■ **Stated problem**: Images should be left out, and everything else in the listing reproduced exactly.

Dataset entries
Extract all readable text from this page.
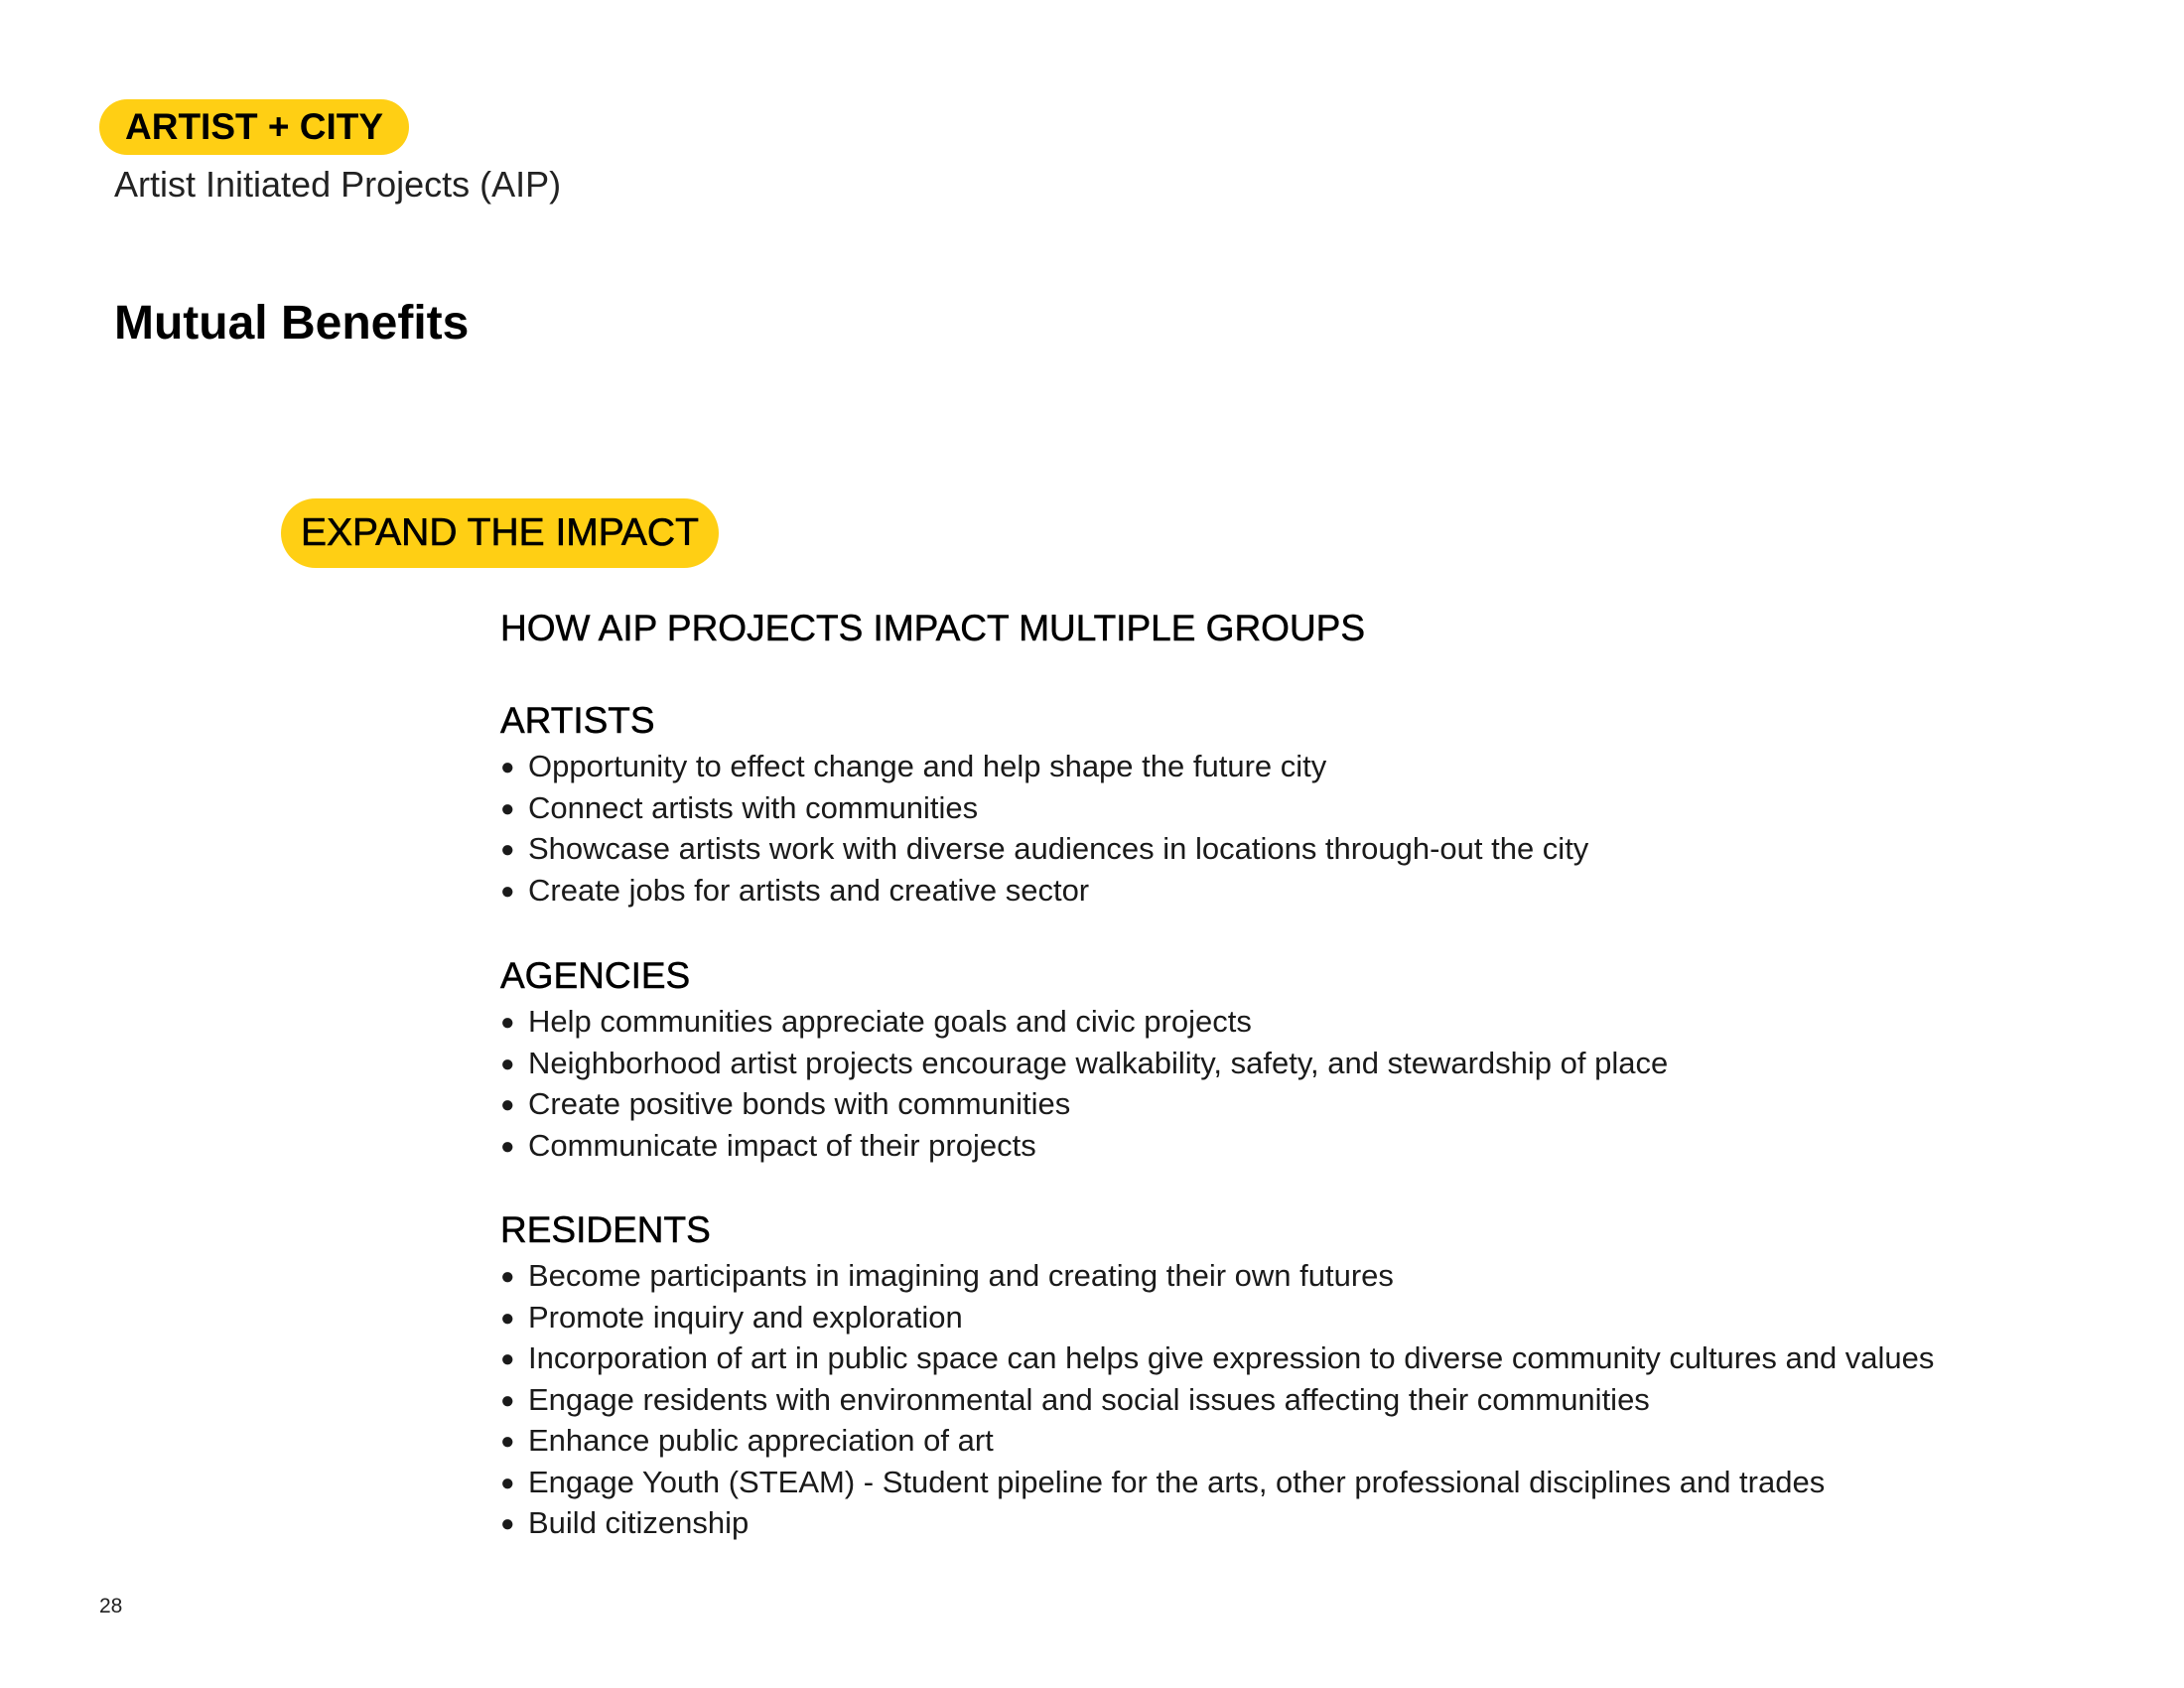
ARTIST + CITY
Artist Initiated Projects (AIP)
Mutual Benefits
EXPAND THE IMPACT
HOW AIP PROJECTS IMPACT MULTIPLE GROUPS
ARTISTS
● Opportunity to effect change and help shape the future city
● Connect artists with communities
● Showcase artists work with diverse audiences in locations through-out the city
● Create jobs for artists and creative sector
AGENCIES
● Help communities appreciate goals and civic projects
● Neighborhood artist projects encourage walkability, safety, and stewardship of place
● Create positive bonds with communities
● Communicate impact of their projects
RESIDENTS
● Become participants in imagining and creating their own futures
● Promote inquiry and exploration
● Incorporation of art in public space can helps give expression to diverse community cultures and values
● Engage residents with environmental and social issues affecting their communities
● Enhance public appreciation of art
● Engage Youth (STEAM) - Student pipeline for the arts, other professional disciplines and trades
● Build citizenship
28
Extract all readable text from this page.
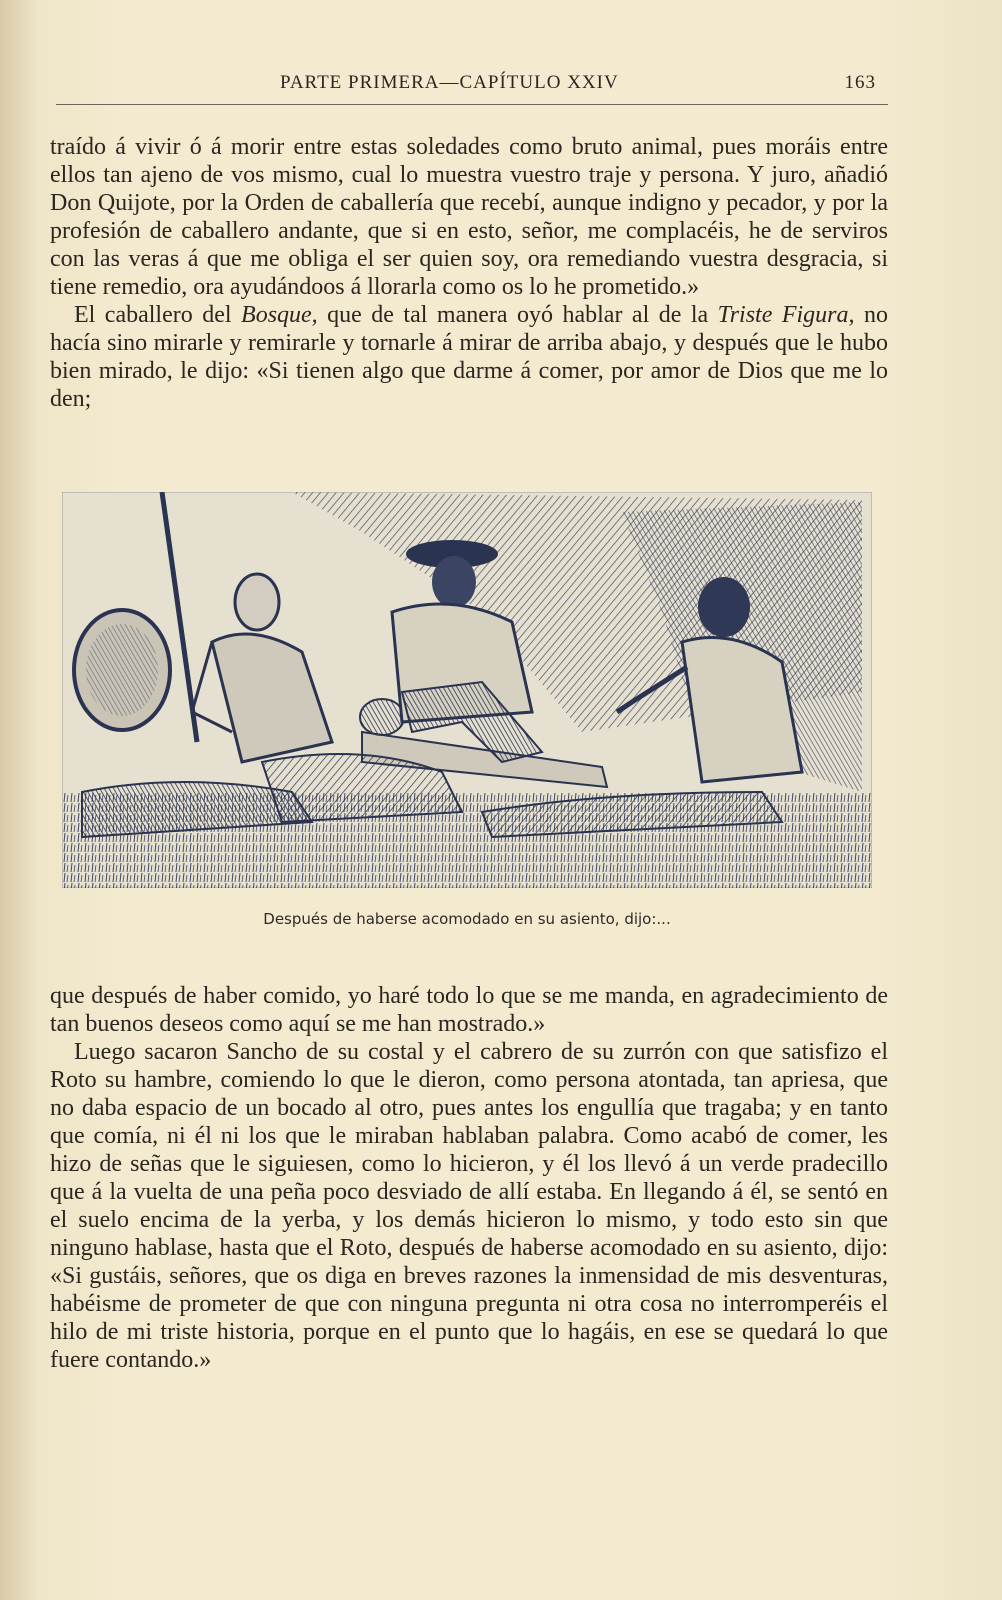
PARTE PRIMERA—CAPÍTULO XXIV	163

traído á vivir ó á morir entre estas soledades como bruto animal, pues moráis entre ellos tan ajeno de vos mismo, cual lo muestra vuestro traje y persona. Y juro, añadió Don Quijote, por la Orden de caballería que recebí, aunque indigno y pecador, y por la profesión de caballero andante, que si en esto, señor, me complacéis, he de serviros con las veras á que me obliga el ser quien soy, ora remediando vuestra desgracia, si tiene remedio, ora ayudándoos á llorarla como os lo he prometido.»

El caballero del Bosque, que de tal manera oyó hablar al de la Triste Figura, no hacía sino mirarle y remirarle y tornarle á mirar de arriba abajo, y después que le hubo bien mirado, le dijo: «Si tienen algo que darme á comer, por amor de Dios que me lo den;

Después de haberse acomodado en su asiento, dijo:...

que después de haber comido, yo haré todo lo que se me manda, en agradecimiento de tan buenos deseos como aquí se me han mostrado.»

Luego sacaron Sancho de su costal y el cabrero de su zurrón con que satisfizo el Roto su hambre, comiendo lo que le dieron, como persona atontada, tan apriesa, que no daba espacio de un bocado al otro, pues antes los engullía que tragaba; y en tanto que comía, ni él ni los que le miraban hablaban palabra. Como acabó de comer, les hizo de señas que le siguiesen, como lo hicieron, y él los llevó á un verde pradecillo que á la vuelta de una peña poco desviado de allí estaba. En llegando á él, se sentó en el suelo encima de la yerba, y los demás hicieron lo mismo, y todo esto sin que ninguno hablase, hasta que el Roto, después de haberse acomodado en su asiento, dijo: «Si gustáis, señores, que os diga en breves razones la inmensidad de mis desventuras, habéisme de prometer de que con ninguna pregunta ni otra cosa no interromperéis el hilo de mi triste historia, porque en el punto que lo hagáis, en ese se quedará lo que fuere contando.»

■ **Expected answer**:
Extract all readable text from this page.
ARTIST + CITY
Artist Initiated Projects (AIP)
Mutual Benefits
EXPAND THE IMPACT
HOW AIP PROJECTS IMPACT MULTIPLE GROUPS
ARTISTS
● Opportunity to effect change and help shape the future city
● Connect artists with communities
● Showcase artists work with diverse audiences in locations through-out the city
● Create jobs for artists and creative sector
AGENCIES
● Help communities appreciate goals and civic projects
● Neighborhood artist projects encourage walkability, safety, and stewardship of place
● Create positive bonds with communities
● Communicate impact of their projects
RESIDENTS
● Become participants in imagining and creating their own futures
● Promote inquiry and exploration
● Incorporation of art in public space can helps give expression to diverse community cultures and values
● Engage residents with environmental and social issues affecting their communities
● Enhance public appreciation of art
● Engage Youth (STEAM) - Student pipeline for the arts, other professional disciplines and trades
● Build citizenship
28
Extract all readable text from this page.
PARTE PRIMERA—CAPÍTULO XXIV	163

traído á vivir ó á morir entre estas soledades como bruto animal, pues moráis entre ellos tan ajeno de vos mismo, cual lo muestra vuestro traje y persona. Y juro, añadió Don Quijote, por la Orden de caballería que recebí, aunque indigno y pecador, y por la profesión de caballero andante, que si en esto, señor, me complacéis, he de serviros con las veras á que me obliga el ser quien soy, ora remediando vuestra desgracia, si tiene remedio, ora ayudándoos á llorarla como os lo he prometido.»

El caballero del Bosque, que de tal manera oyó hablar al de la Triste Figura, no hacía sino mirarle y remirarle y tornarle á mirar de arriba abajo, y después que le hubo bien mirado, le dijo: «Si tienen algo que darme á comer, por amor de Dios que me lo den;

Después de haberse acomodado en su asiento, dijo:...

que después de haber comido, yo haré todo lo que se me manda, en agradecimiento de tan buenos deseos como aquí se me han mostrado.»

Luego sacaron Sancho de su costal y el cabrero de su zurrón con que satisfizo el Roto su hambre, comiendo lo que le dieron, como persona atontada, tan apriesa, que no daba espacio de un bocado al otro, pues antes los engullía que tragaba; y en tanto que comía, ni él ni los que le miraban hablaban palabra. Como acabó de comer, les hizo de señas que le siguiesen, como lo hicieron, y él los llevó á un verde pradecillo que á la vuelta de una peña poco desviado de allí estaba. En llegando á él, se sentó en el suelo encima de la yerba, y los demás hicieron lo mismo, y todo esto sin que ninguno hablase, hasta que el Roto, después de haberse acomodado en su asiento, dijo: «Si gustáis, señores, que os diga en breves razones la inmensidad de mis desventuras, habéisme de prometer de que con ninguna pregunta ni otra cosa no interromperéis el hilo de mi triste historia, porque en el punto que lo hagáis, en ese se quedará lo que fuere contando.»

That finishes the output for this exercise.